Chapter 9 · System Design Fundamentals

Design a Web Crawler

A deceptively simple loop — download a page, extract its links, repeat — that becomes a hard distributed-systems problem at web scale. Here politeness and traps matter as much as throughput, and the cleverness lives in the queues, not the loop.

▶ Open the companion slides

Reading time ~12 min Prerequisites Ch 8 · URL Shortener, Ch 5 · Consistent Hashing Audio 🔊 Hinglish read-aloud Next Design a Notification System

Strip a crawler to its core and it is a four-step cycle: a frontier hands out a URL, a fetcher downloads the page, a parser extracts text and links, and a store keeps the bytes. The freshly found links feed back into the frontier, and the wheel turns again. Everything hard — billions of URLs, not hammering one host, not running forever — is about controlling that loop, not changing it.

Primary source

Alex Xu, System Design Interview (Vol. 1), Chapter 9. Companion deck: slides — jump to any slide with the Slide N chips. Go deeper: the Robots Exclusion Protocol (RFC 9309).

What a crawler is for Slide 2

The mechanics barely change between jobs; the constraints do. Decide the goal first — coverage, freshness, fidelity, or budget — and the rest of the design follows from it. Four jobs cover most of what crawlers are built to do.

Search indexing

Walk the open web and feed an inverted index. Coverage is wide; freshness matters most for popular pages. The classic motivator behind Googlebot.

Web archiving

Take periodic snapshots for posterity. The Internet Archive prizes fidelity and historical completeness over freshness.

Data mining

Pull structured data — prices, catalogs — from known sites. Heavy on parsing rules; light on breadth. Closest to ETL in spirit.

Monitoring

Re-check a known set of URLs for diffs — broken links, edits, defacements, leaks. Small surface, tight freshness window.

The crawl loop Slide 4

Read the cycle first — it is the system. Seed URLs prime the frontier; the fetcher downloads HTML; the parser pulls out text and links; content is checked for duplicates and stored. The extracted links pass through a URL-seen? filter and the survivors flow back into the frontier, closing the loop. Each box is a place to apply a limit.

The crawler is a feedback loop. Pages produce links; links seed pages. The URL-seen and content-seen filters are what keep it from looping forever or hoarding copies.

Requirements in tension Slide 3

Four goals pull in different directions, and the whole design lives on the tradeoff curve between them. Crawl aggressively and you damage target sites and get banned; crawl politely and throughput drops. Name what each one actually demands before you start drawing boxes.

Requirement	What it demands	Tension
Scale	Tens of billions of URLs known, billions fetched per day; petabytes stored.	Single-node thinking dies on day one.
Politeness	Obey robots.txt and crawl-delay; never hammer one host in parallel.	Directly caps per-host throughput.
Robustness	Survive malformed HTML, timeouts, redirect chains, 5xx storms, traps.	Retrying forever is as bad as giving up.
Freshness	News in minutes, static pages in weeks; importance-weighted recrawl.	Re-fetching everything wastes scarce budget.

List of tasks:
A) Copy the records from the line containing "button[interactable]: Settings (387, 7, 435, 55)" through the last line of the records, substituting "Add friend" for "Add person" and leaving everything else unchanged.
B) Proceed with the piece on designing a web crawler, picking up right after its final line.
The text and the records are unrelated material.

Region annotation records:
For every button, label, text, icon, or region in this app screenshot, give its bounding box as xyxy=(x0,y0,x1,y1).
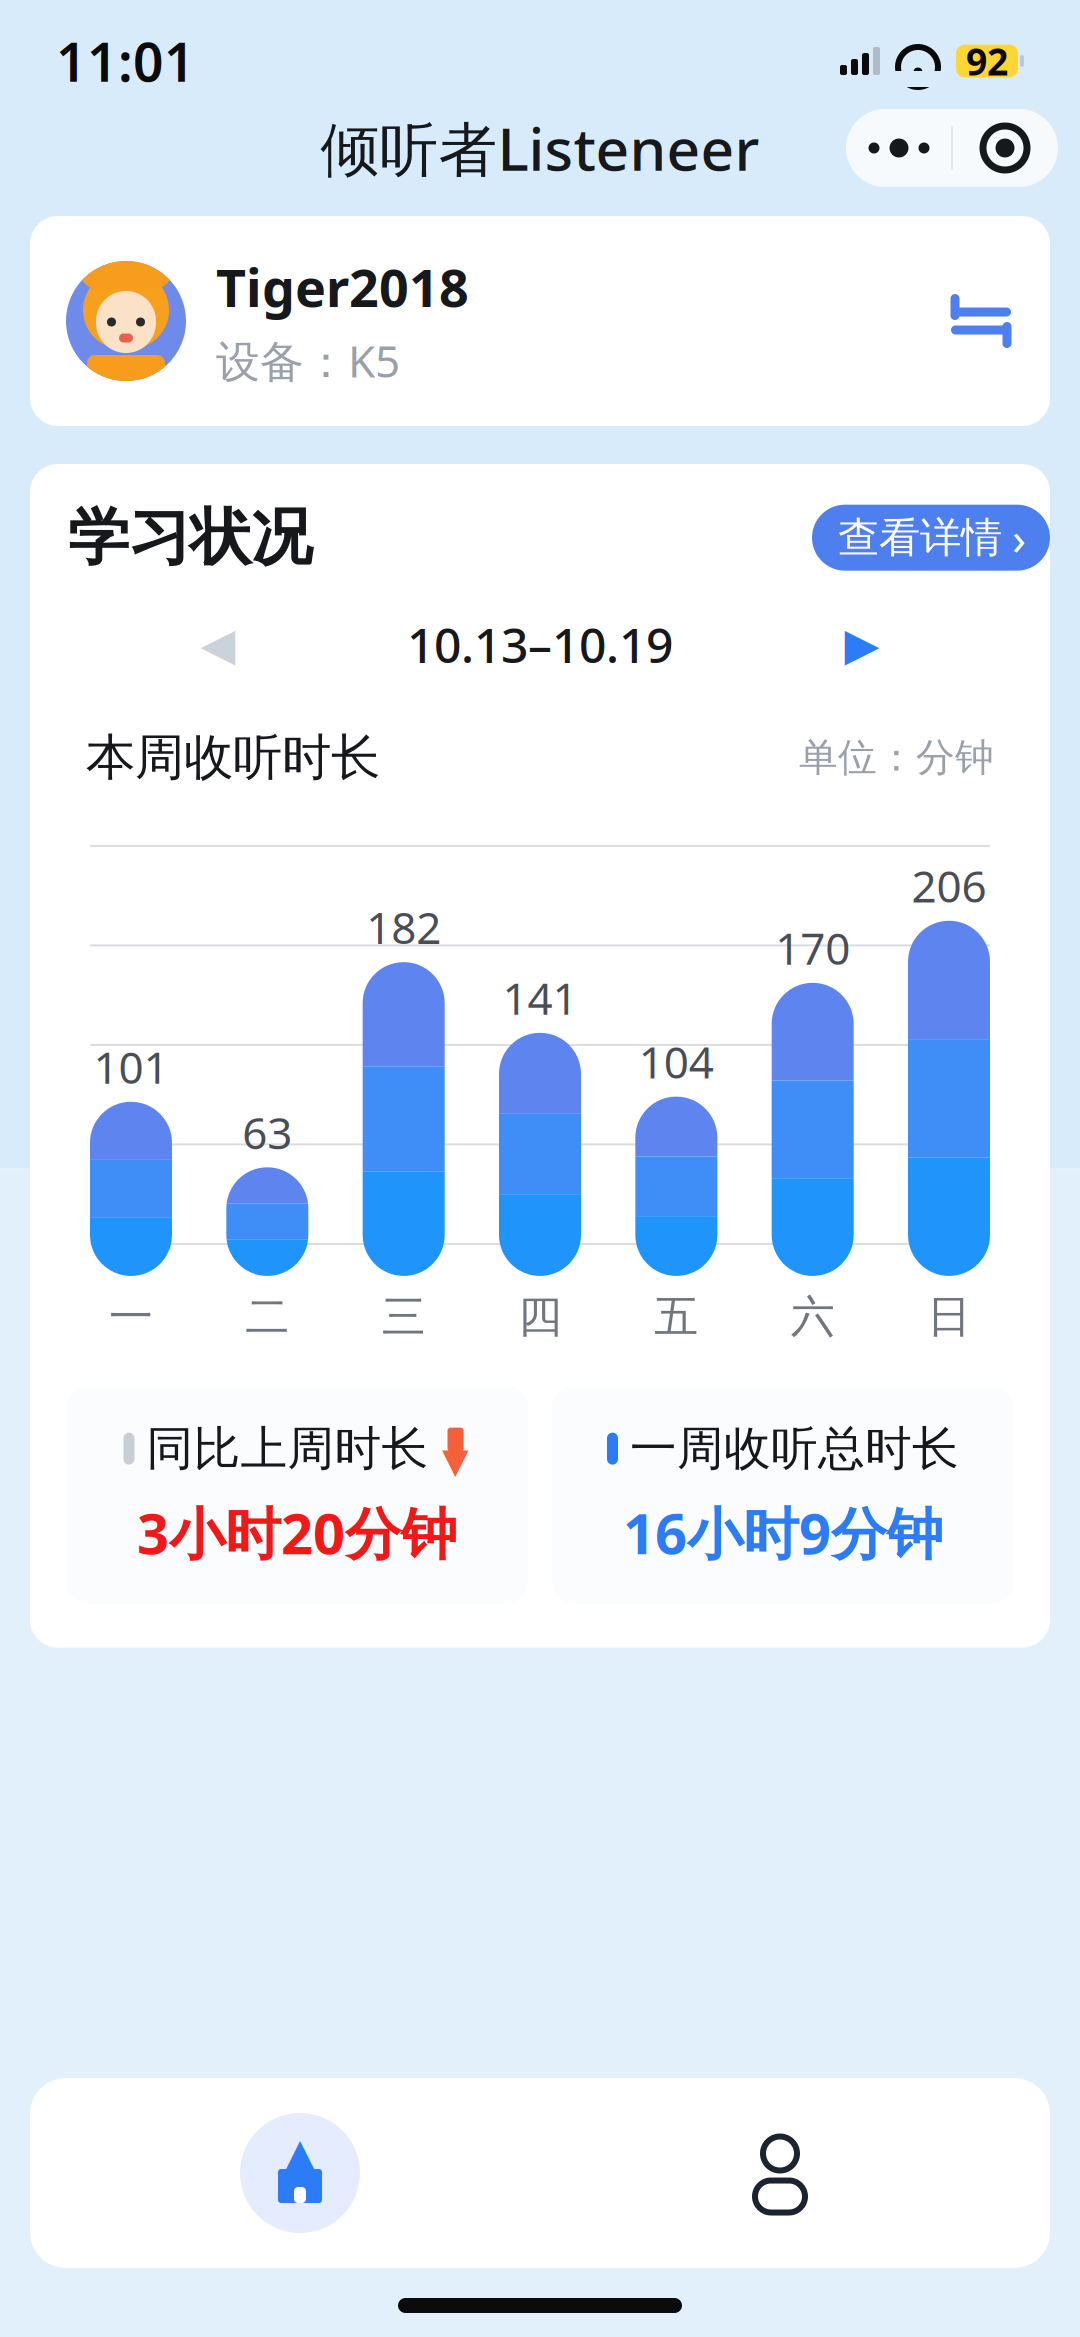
staticText: 五 xyxy=(654,1290,698,1344)
staticText: 10.13–10.19 xyxy=(407,612,673,676)
staticText: ▶ xyxy=(844,619,880,670)
button[interactable]: Tiger2018 xyxy=(30,216,1050,426)
staticText: 倾听者Listeneer xyxy=(320,109,760,187)
staticText: 单位：分钟 xyxy=(799,734,994,781)
staticText: ▼ xyxy=(442,1441,469,1480)
button[interactable]: Home xyxy=(60,2078,540,2268)
staticText: 二 xyxy=(245,1290,289,1344)
staticText: 日 xyxy=(927,1290,971,1344)
staticText: ▲ xyxy=(280,2127,320,2185)
staticText: 本周收听时长 xyxy=(86,727,380,788)
button[interactable]: Next week xyxy=(822,609,902,679)
button[interactable]: Previous week xyxy=(178,609,258,679)
staticText: 学习状况 xyxy=(68,500,312,575)
button[interactable]: 查看详情 xyxy=(812,505,1050,571)
staticText: 设备：K5 xyxy=(216,331,400,390)
staticText: 63 xyxy=(242,1103,292,1161)
staticText: 3小时20分钟 xyxy=(137,1495,457,1570)
staticText: Tiger2018 xyxy=(216,252,469,321)
staticText: 11:01 xyxy=(56,26,195,96)
staticText: › xyxy=(1012,508,1026,568)
staticText: 182 xyxy=(366,898,441,956)
staticText: 四 xyxy=(518,1290,562,1344)
staticText: 206 xyxy=(912,856,986,915)
button[interactable]: Profile xyxy=(540,2078,1020,2268)
button[interactable]: More xyxy=(847,109,951,187)
staticText: 查看详情 xyxy=(838,512,1002,563)
staticText: 三 xyxy=(382,1290,426,1344)
staticText: 六 xyxy=(791,1290,835,1344)
staticText: 141 xyxy=(502,968,578,1027)
staticText: 101 xyxy=(94,1037,168,1096)
button[interactable]: Close xyxy=(953,109,1057,187)
staticText: 同比上周时长 xyxy=(146,1420,428,1477)
staticText: 92 xyxy=(966,36,1008,86)
staticText: 170 xyxy=(775,918,850,977)
staticText: 16小时9分钟 xyxy=(623,1495,943,1570)
staticText: ◀ xyxy=(200,619,236,670)
staticText: 104 xyxy=(639,1032,714,1091)
staticText: 一 xyxy=(109,1290,153,1344)
staticText: 一周收听总时长 xyxy=(630,1420,959,1477)
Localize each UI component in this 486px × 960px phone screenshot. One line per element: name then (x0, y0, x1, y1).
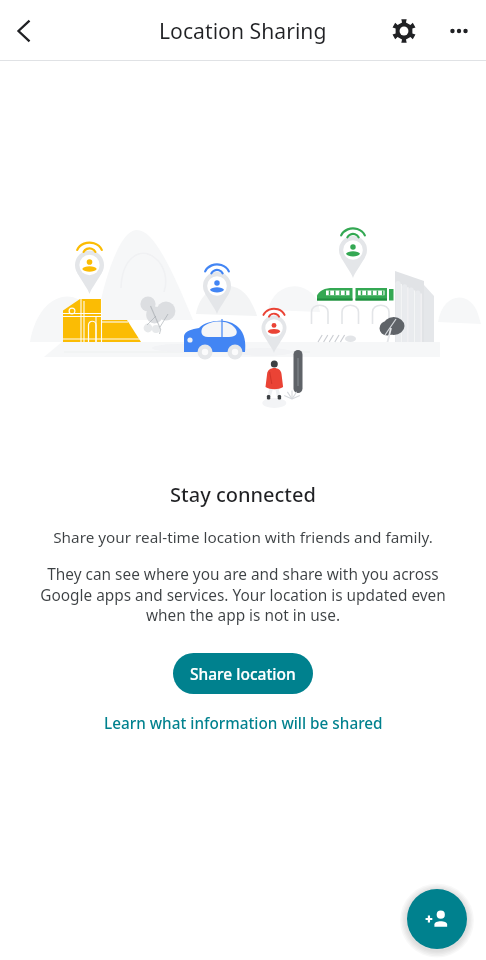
button[interactable]: Settings (387, 7, 435, 55)
staticText: Share location (190, 663, 296, 684)
staticText: Location Sharing (159, 16, 327, 45)
button[interactable]: Learn what information will be shared (96, 707, 391, 740)
button[interactable]: Share location (173, 653, 313, 694)
staticText: Share your real-time location with frien… (0, 527, 486, 548)
staticText: They can see where you are and share wit… (22, 564, 464, 625)
button[interactable]: More options (435, 7, 483, 55)
button[interactable]: Add person (407, 889, 467, 949)
staticText: Learn what information will be shared (104, 713, 383, 734)
staticText: Stay connected (0, 481, 486, 508)
button[interactable]: Back (0, 7, 48, 55)
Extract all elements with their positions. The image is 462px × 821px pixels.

Answers below:
A)
button[interactable]: Settings (387, 7, 435, 55)
staticText: Share location (190, 663, 296, 684)
staticText: Location Sharing (159, 16, 327, 45)
button[interactable]: Learn what information will be shared (96, 707, 391, 740)
button[interactable]: Share location (173, 653, 313, 694)
staticText: Share your real-time location with frien… (0, 527, 486, 548)
staticText: They can see where you are and share wit… (22, 564, 464, 625)
button[interactable]: More options (435, 7, 483, 55)
button[interactable]: Add friend (407, 889, 467, 949)
staticText: Learn what information will be shared (104, 713, 383, 734)
staticText: Stay connected (0, 481, 486, 508)
button[interactable]: Back (0, 7, 48, 55)
Extract all elements with their positions. The image is 462px × 821px pixels.

B)
These are non-functional requirements doing the real work. The functional surface — "fetch pages, follow links, store results" — is almost trivial by comparison.

The URL frontier — two queues stacked Slide 5

The frontier decides what to crawl next and when. It does this with two rows of queues. A prioritizer scores each URL and drops it into one of several front queues by importance. A router then maps each URL to one of many back queues, one host per queue. A back-queue selector with a per-host timer releases URLs so a single host is never hit too fast. Front decides priority; back decides politeness.

Two stacked queues. Front queues rank by importance; back queues pace each host. A timer keyed on next-allowed-fetch time releases one URL at a time so no origin is overwhelmed.

Why BFS, not DFS Slide 11

The frontier behaves like a breadth-first queue, and that is deliberate. Depth-first would chase one site down a deep chain of links — fetching page after page from the same host back to back, exactly the hammering politeness forbids. Breadth-first spreads the work across many hosts at once, so the per-host pacing has other work to do while one host cools down.

Politeness is survival, not courtesy

A crawler that ignores robots.txt or crawl-delay and opens parallel connections to one host gets your IP blocked — and your crawler's reputation with it. Per-host pacing isn't good manners; it's the thing that keeps you able to crawl at all.

Politeness Slide 6

Treat every origin as a guest in someone else's home. Three rules carry most of the weight: read the welcome mat, throttle per host, and make politeness hold across all your workers, not just one.

1 · read robots.txt

pull /robots.txt once per host, cache it; honour Disallow, Allow, Crawl-delay

2 · pace per host

one connection at a time; wait max(crawl-delay, 1s) between requests

3 · stay polite when distributed

shard hosts so one worker owns each → the per-host timer is never split

Send an honest User-Agent that names the crawler and links a policy page; back off on 429 / 503 by doubling the delay. Identified, well-behaved bots get the benefit of the doubt — anonymous ones get blocked first.

Deduplication — two different hashes Slide 7

The web has more copies than originals, so the crawler dedupes twice, with two different hashes. URL-seen stops us fetching the same address twice: canonicalize the URL (lowercase host, strip default port and tracking params) and hash that. Content-seen stops us storing the same article ten times under ten addresses: hash the page's normalized content and compare. The first hashes an address; the second hashes a body.

URL-seen (the address)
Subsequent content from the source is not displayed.